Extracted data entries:
▼▼▼

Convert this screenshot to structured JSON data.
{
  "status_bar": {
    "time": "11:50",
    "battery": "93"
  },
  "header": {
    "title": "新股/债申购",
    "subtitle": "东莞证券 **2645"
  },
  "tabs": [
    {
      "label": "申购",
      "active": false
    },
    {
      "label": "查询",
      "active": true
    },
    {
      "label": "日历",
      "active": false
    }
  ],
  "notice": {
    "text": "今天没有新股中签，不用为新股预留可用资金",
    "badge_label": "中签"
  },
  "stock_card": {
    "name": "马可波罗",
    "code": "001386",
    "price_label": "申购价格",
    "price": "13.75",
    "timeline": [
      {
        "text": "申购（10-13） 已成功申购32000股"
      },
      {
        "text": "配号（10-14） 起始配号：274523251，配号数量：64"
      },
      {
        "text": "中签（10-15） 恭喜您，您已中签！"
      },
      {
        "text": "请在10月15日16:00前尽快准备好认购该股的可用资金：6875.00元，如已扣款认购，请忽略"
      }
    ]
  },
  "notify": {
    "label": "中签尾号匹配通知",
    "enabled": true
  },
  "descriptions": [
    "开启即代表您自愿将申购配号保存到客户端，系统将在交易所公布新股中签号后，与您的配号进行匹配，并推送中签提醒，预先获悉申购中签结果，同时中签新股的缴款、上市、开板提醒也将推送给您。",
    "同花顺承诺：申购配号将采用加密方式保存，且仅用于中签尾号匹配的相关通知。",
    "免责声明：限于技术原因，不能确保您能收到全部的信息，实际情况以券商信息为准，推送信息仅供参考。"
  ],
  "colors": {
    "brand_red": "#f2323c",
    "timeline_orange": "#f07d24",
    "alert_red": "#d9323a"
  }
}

▲▲▲

- _Brief_: Give the entries again in full, exactly as they are written.

- _Answer for the task_:
Convert this screenshot to structured JSON data.
{
  "status_bar": {
    "time": "11:50",
    "battery": "93"
  },
  "header": {
    "title": "新股/债申购",
    "subtitle": "东莞证券 **2645"
  },
  "tabs": [
    {
      "label": "申购",
      "active": false
    },
    {
      "label": "查询",
      "active": true
    },
    {
      "label": "日历",
      "active": false
    }
  ],
  "notice": {
    "text": "今天没有新股中签，不用为新股预留可用资金",
    "badge_label": "中签"
  },
  "stock_card": {
    "name": "马可波罗",
    "code": "001386",
    "price_label": "申购价格",
    "price": "13.75",
    "timeline": [
      {
        "text": "申购（10-13） 已成功申购32000股"
      },
      {
        "text": "配号（10-14） 起始配号：274523251，配号数量：64"
      },
      {
        "text": "中签（10-15） 恭喜您，您已中签！"
      },
      {
        "text": "请在10月15日16:00前尽快准备好认购该股的可用资金：6875.00元，如已扣款认购，请忽略"
      }
    ]
  },
  "notify": {
    "label": "中签尾号匹配通知",
    "enabled": true
  },
  "descriptions": [
    "开启即代表您自愿将申购配号保存到客户端，系统将在交易所公布新股中签号后，与您的配号进行匹配，并推送中签提醒，预先获悉申购中签结果，同时中签新股的缴款、上市、开板提醒也将推送给您。",
    "同花顺承诺：申购配号将采用加密方式保存，且仅用于中签尾号匹配的相关通知。",
    "免责声明：限于技术原因，不能确保您能收到全部的信息，实际情况以券商信息为准，推送信息仅供参考。"
  ],
  "colors": {
    "brand_red": "#f2323c",
    "timeline_orange": "#f07d24",
    "alert_red": "#d9323a"
  }
}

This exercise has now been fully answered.